Entries with figure data
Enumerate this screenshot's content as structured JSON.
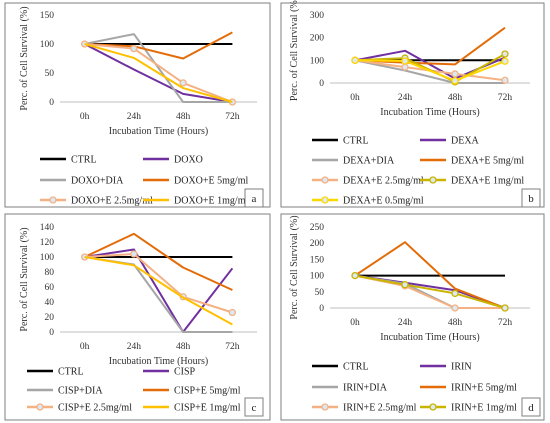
{
  "chart_data": [
    {
      "type": "line",
      "panel_label": "a",
      "categories": [
        "0h",
        "24h",
        "48h",
        "72h"
      ],
      "xlabel": "Incubation Time (Hours)",
      "ylabel": "Perc. of Cell Survival (%)",
      "ylim": [
        0,
        150
      ],
      "yticks": [
        "0",
        "50",
        "100",
        "150"
      ],
      "grid": false,
      "legend_position": "bottom",
      "series": [
        {
          "name": "CTRL",
          "color": "#000000",
          "marker": "none",
          "values": [
            100,
            100,
            100,
            100
          ]
        },
        {
          "name": "DOXO",
          "color": "#7030a0",
          "marker": "none",
          "values": [
            100,
            56,
            14,
            0
          ]
        },
        {
          "name": "DOXO+DIA",
          "color": "#a6a6a6",
          "marker": "none",
          "values": [
            100,
            117,
            0,
            0
          ]
        },
        {
          "name": "DOXO+E 5mg/ml",
          "color": "#e36c09",
          "marker": "none",
          "values": [
            100,
            96,
            75,
            120
          ]
        },
        {
          "name": "DOXO+E 2.5mg/ml",
          "color": "#f4b183",
          "marker": "circle",
          "values": [
            100,
            92,
            33,
            0
          ]
        },
        {
          "name": "DOXO+E 1mg/ml",
          "color": "#ffc000",
          "marker": "none",
          "values": [
            100,
            76,
            24,
            0
          ]
        }
      ]
    },
    {
      "type": "line",
      "panel_label": "b",
      "categories": [
        "0h",
        "24h",
        "48h",
        "72h"
      ],
      "xlabel": "Incubation Time (Hours)",
      "ylabel": "Perc. of Cell Survival (%)",
      "ylim": [
        0,
        300
      ],
      "yticks": [
        "0",
        "100",
        "200",
        "300"
      ],
      "grid": false,
      "legend_position": "bottom",
      "series": [
        {
          "name": "CTRL",
          "color": "#000000",
          "marker": "none",
          "values": [
            100,
            100,
            100,
            100
          ]
        },
        {
          "name": "DEXA",
          "color": "#7030a0",
          "marker": "none",
          "values": [
            100,
            142,
            20,
            112
          ]
        },
        {
          "name": "DEXA+DIA",
          "color": "#a6a6a6",
          "marker": "none",
          "values": [
            100,
            55,
            0,
            0
          ]
        },
        {
          "name": "DEXA+E 5mg/ml",
          "color": "#e36c09",
          "marker": "none",
          "values": [
            100,
            90,
            82,
            244
          ]
        },
        {
          "name": "DEXA+E 2.5mg/ml",
          "color": "#f4b183",
          "marker": "circle",
          "values": [
            100,
            70,
            40,
            12
          ]
        },
        {
          "name": "DEXA+E 1mg/ml",
          "color": "#c9b400",
          "marker": "circle",
          "values": [
            100,
            110,
            5,
            128
          ]
        },
        {
          "name": "DEXA+E 0.5mg/ml",
          "color": "#ffd700",
          "marker": "circle",
          "values": [
            100,
            97,
            10,
            96
          ]
        }
      ]
    },
    {
      "type": "line",
      "panel_label": "c",
      "categories": [
        "0h",
        "24h",
        "48h",
        "72h"
      ],
      "xlabel": "Incubation Time (Hours)",
      "ylabel": "Perc. of Cell Survival (%)",
      "ylim": [
        0,
        140
      ],
      "yticks": [
        "0",
        "20",
        "40",
        "60",
        "80",
        "100",
        "120",
        "140"
      ],
      "grid": false,
      "legend_position": "bottom",
      "series": [
        {
          "name": "CTRL",
          "color": "#000000",
          "marker": "none",
          "values": [
            100,
            100,
            100,
            100
          ]
        },
        {
          "name": "CISP",
          "color": "#7030a0",
          "marker": "none",
          "values": [
            100,
            110,
            0,
            85
          ]
        },
        {
          "name": "CISP+DIA",
          "color": "#a6a6a6",
          "marker": "none",
          "values": [
            100,
            90,
            0,
            0
          ]
        },
        {
          "name": "CISP+E 5mg/ml",
          "color": "#e36c09",
          "marker": "none",
          "values": [
            100,
            131,
            86,
            56
          ]
        },
        {
          "name": "CISP+E 2.5mg/ml",
          "color": "#f4b183",
          "marker": "circle",
          "values": [
            100,
            104,
            47,
            26
          ]
        },
        {
          "name": "CISP+E 1mg/ml",
          "color": "#ffc000",
          "marker": "none",
          "values": [
            100,
            89,
            46,
            10
          ]
        }
      ]
    },
    {
      "type": "line",
      "panel_label": "d",
      "categories": [
        "0h",
        "24h",
        "48h",
        "72h"
      ],
      "xlabel": "Incubation Time (Hours)",
      "ylabel": "Perc. of Cell Survival (%)",
      "ylim": [
        0,
        250
      ],
      "yticks": [
        "0",
        "50",
        "100",
        "150",
        "200",
        "250"
      ],
      "grid": false,
      "legend_position": "bottom",
      "series": [
        {
          "name": "CTRL",
          "color": "#000000",
          "marker": "none",
          "values": [
            100,
            100,
            100,
            100
          ]
        },
        {
          "name": "IRIN",
          "color": "#7030a0",
          "marker": "none",
          "values": [
            100,
            78,
            55,
            0
          ]
        },
        {
          "name": "IRIN+DIA",
          "color": "#a6a6a6",
          "marker": "none",
          "values": [
            100,
            75,
            0,
            0
          ]
        },
        {
          "name": "IRIN+E 5mg/ml",
          "color": "#e36c09",
          "marker": "none",
          "values": [
            100,
            203,
            60,
            0
          ]
        },
        {
          "name": "IRIN+E 2.5mg/ml",
          "color": "#f4b183",
          "marker": "circle",
          "values": [
            100,
            68,
            0,
            0
          ]
        },
        {
          "name": "IRIN+E 1mg/ml",
          "color": "#c9b400",
          "marker": "circle",
          "values": [
            100,
            72,
            45,
            0
          ]
        }
      ]
    }
  ]
}
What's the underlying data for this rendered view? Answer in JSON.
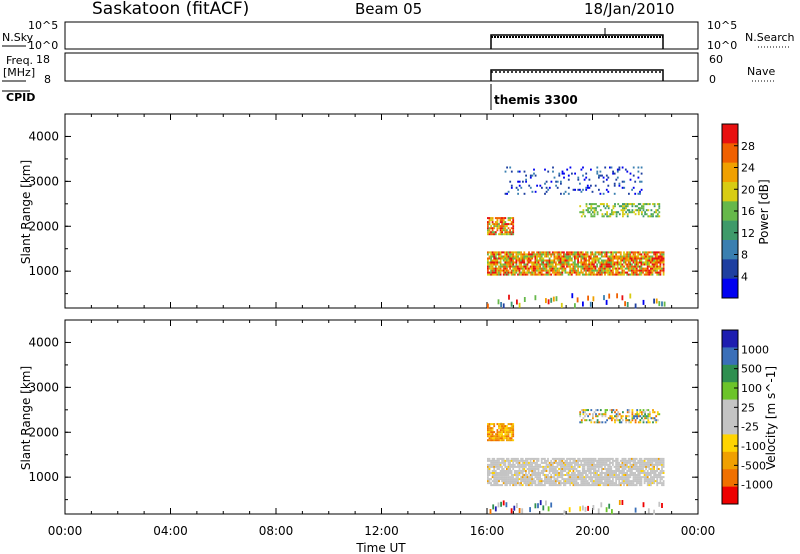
{
  "header": {
    "station": "Saskatoon (fitACF)",
    "beam": "Beam 05",
    "date": "18/Jan/2010"
  },
  "panels": {
    "nsky_label": "N.Sky",
    "nsky_ticks": [
      "10^5",
      "10^0"
    ],
    "nsearch_label": "N.Search",
    "freq_label_top": "Freq.",
    "freq_label_unit": "[MHz]",
    "freq_ticks": [
      "18",
      "8"
    ],
    "nave_ticks": [
      "60",
      "0"
    ],
    "nave_label": "Nave",
    "cpid_label": "CPID",
    "cpid_name": "themis 3300"
  },
  "colors": {
    "power_scale": [
      "#0000f0",
      "#1e3fa0",
      "#3a7fb0",
      "#3f9a6a",
      "#66b84a",
      "#d8cc12",
      "#f0a000",
      "#f06000",
      "#e81010"
    ],
    "velocity_scale": [
      "#ee0000",
      "#f07000",
      "#f0a000",
      "#ffd400",
      "#c4c4c4",
      "#c4c4c4",
      "#6cc42a",
      "#2f8f50",
      "#3a6fb8",
      "#1e1eb0"
    ]
  },
  "chart_data": [
    {
      "type": "heatmap",
      "name": "power",
      "ylabel": "Slant Range [km]",
      "colorbar_label": "Power [dB]",
      "colorbar_ticks": [
        "28",
        "24",
        "20",
        "16",
        "12",
        "8",
        "4"
      ],
      "yticks": [
        "4000",
        "3000",
        "2000",
        "1000"
      ],
      "x_range": [
        "00:00",
        "24:00"
      ],
      "ylim": [
        180,
        4500
      ],
      "data_time_range": [
        "16:00",
        "22:48"
      ],
      "echo_bands": [
        {
          "range_km": [
            900,
            1400
          ],
          "level": "high",
          "time": [
            "16:00",
            "22:40"
          ]
        },
        {
          "range_km": [
            1800,
            2200
          ],
          "level": "high",
          "time": [
            "16:00",
            "17:00"
          ]
        },
        {
          "range_km": [
            2200,
            2500
          ],
          "level": "medium",
          "time": [
            "19:30",
            "22:30"
          ]
        },
        {
          "range_km": [
            2700,
            3300
          ],
          "level": "low",
          "time": [
            "16:40",
            "21:50"
          ]
        }
      ]
    },
    {
      "type": "heatmap",
      "name": "velocity",
      "ylabel": "Slant Range [km]",
      "colorbar_label": "Velocity [m s^-1]",
      "colorbar_ticks": [
        "1000",
        "500",
        "100",
        "25",
        "-25",
        "-100",
        "-500",
        "-1000"
      ],
      "yticks": [
        "4000",
        "3000",
        "2000",
        "1000"
      ],
      "xticks": [
        "00:00",
        "04:00",
        "08:00",
        "12:00",
        "16:00",
        "20:00",
        "00:00"
      ],
      "xlabel": "Time UT",
      "x_range": [
        "00:00",
        "24:00"
      ],
      "ylim": [
        180,
        4500
      ],
      "data_time_range": [
        "16:00",
        "22:48"
      ],
      "echo_bands": [
        {
          "range_km": [
            800,
            1400
          ],
          "level": "ground",
          "time": [
            "16:00",
            "22:40"
          ]
        },
        {
          "range_km": [
            1800,
            2200
          ],
          "level": "negative",
          "time": [
            "16:00",
            "17:00"
          ]
        },
        {
          "range_km": [
            2200,
            2500
          ],
          "level": "mixed",
          "time": [
            "19:30",
            "22:30"
          ]
        }
      ]
    }
  ]
}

> _Given problem_
Tally every line of the listing that holds the string "CISP", then give the number by itself.

> _Complete response_
5